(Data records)
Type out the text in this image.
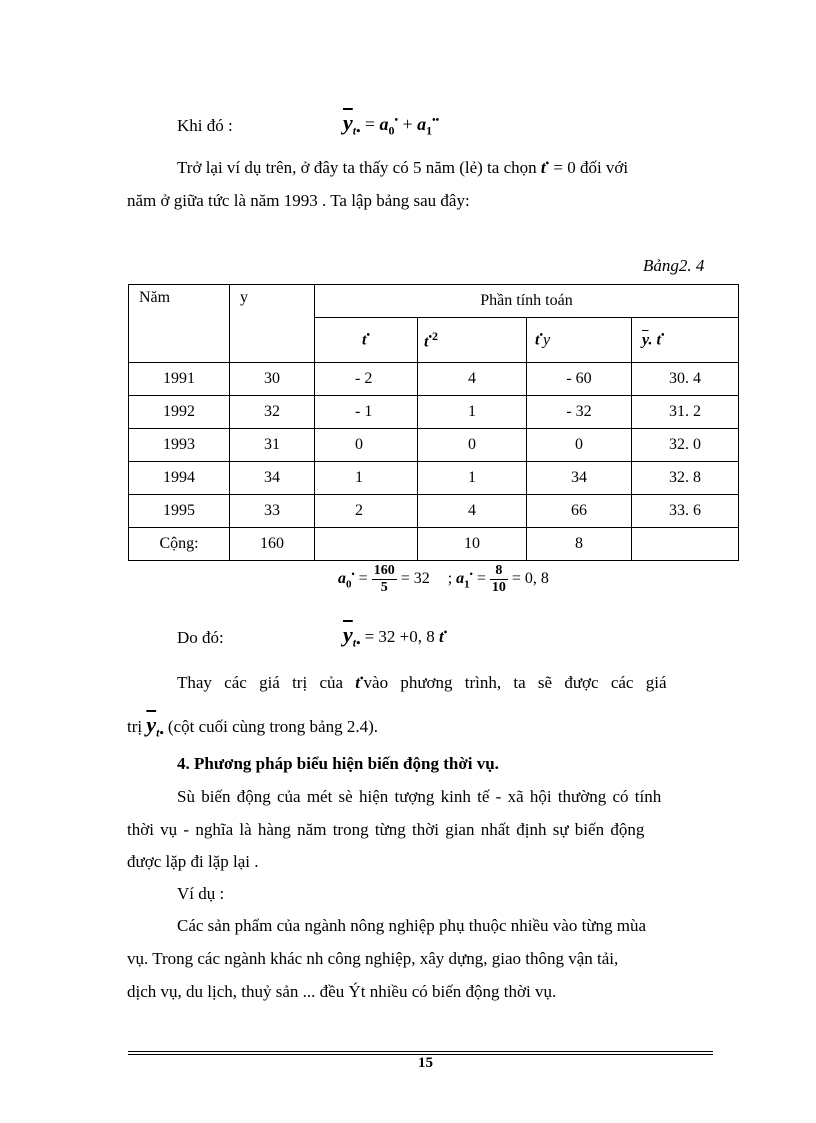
Khi đó :	$\overline{y}_{t•} = a_0^• + a_1^{••}$
Trở lại ví dụ trên, ở đây ta thấy có 5 năm (lẻ) ta chọn t• = 0 đối với
năm ở giữa tức là năm 1993 . Ta lập bảng sau đây:
Bảng2. 4
Năm	y	Phần tính toán			
		t•	$t^{•2}$	t•y	$\overline{y}$. t•
1991	30	- 2	4	- 60	30. 4
1992	32	- 1	1	- 32	31. 2
1993	31	0	0	0	32. 0
1994	34	1	1	34	32. 8
1995	33	2	4	66	33. 6
Cộng:	160		10	8	
$a_0^• = \frac{160}{5} = 32$ ; $a_1^• = \frac{8}{10} = 0$, 8
Do đó:	$\overline{y}_{t•} = 32 +0$, 8 t•
Thay các giá trị của t•vào phương trình, ta sẽ được các giá
trị $\overline{y}_{t•}$ (cột cuối cùng trong bảng 2.4).
4. Phương pháp biểu hiện biến động thời vụ.
Sù biến động của mét sè hiện tượng kinh tế - xã hội thường có tính
thời vụ - nghĩa là hàng năm trong từng thời gian nhất định sự biến động
được lặp đi lặp lại .
Ví dụ :
Các sản phẩm của ngành nông nghiệp phụ thuộc nhiều vào từng mùa
vụ. Trong các ngành khác nh công nghiệp, xây dựng, giao thông vận tải,
dịch vụ, du lịch, thuỷ sản ... đều Ýt nhiều có biến động thời vụ.
15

# What to produce:
Leave out the pictures and copy the rest of the material above exactly.

# Correct result:
Type out the text in this image.
Khi đó :	$\overline{y}_{t•} = a_0^• + a_1^{••}$
Trở lại ví dụ trên, ở đây ta thấy có 5 năm (lẻ) ta chọn t• = 0 đối với
năm ở giữa tức là năm 1993 . Ta lập bảng sau đây:
Bảng2. 4
Năm	y	Phần tính toán			
		t•	$t^{•2}$	t•y	$\overline{y}$. t•
1991	30	- 2	4	- 60	30. 4
1992	32	- 1	1	- 32	31. 2
1993	31	0	0	0	32. 0
1994	34	1	1	34	32. 8
1995	33	2	4	66	33. 6
Cộng:	160		10	8	
$a_0^• = \frac{160}{5} = 32$ ; $a_1^• = \frac{8}{10} = 0$, 8
Do đó:	$\overline{y}_{t•} = 32 +0$, 8 t•
Thay các giá trị của t•vào phương trình, ta sẽ được các giá
trị $\overline{y}_{t•}$ (cột cuối cùng trong bảng 2.4).
4. Phương pháp biểu hiện biến động thời vụ.
Sù biến động của mét sè hiện tượng kinh tế - xã hội thường có tính
thời vụ - nghĩa là hàng năm trong từng thời gian nhất định sự biến động
được lặp đi lặp lại .
Ví dụ :
Các sản phẩm của ngành nông nghiệp phụ thuộc nhiều vào từng mùa
vụ. Trong các ngành khác nh công nghiệp, xây dựng, giao thông vận tải,
dịch vụ, du lịch, thuỷ sản ... đều Ýt nhiều có biến động thời vụ.
15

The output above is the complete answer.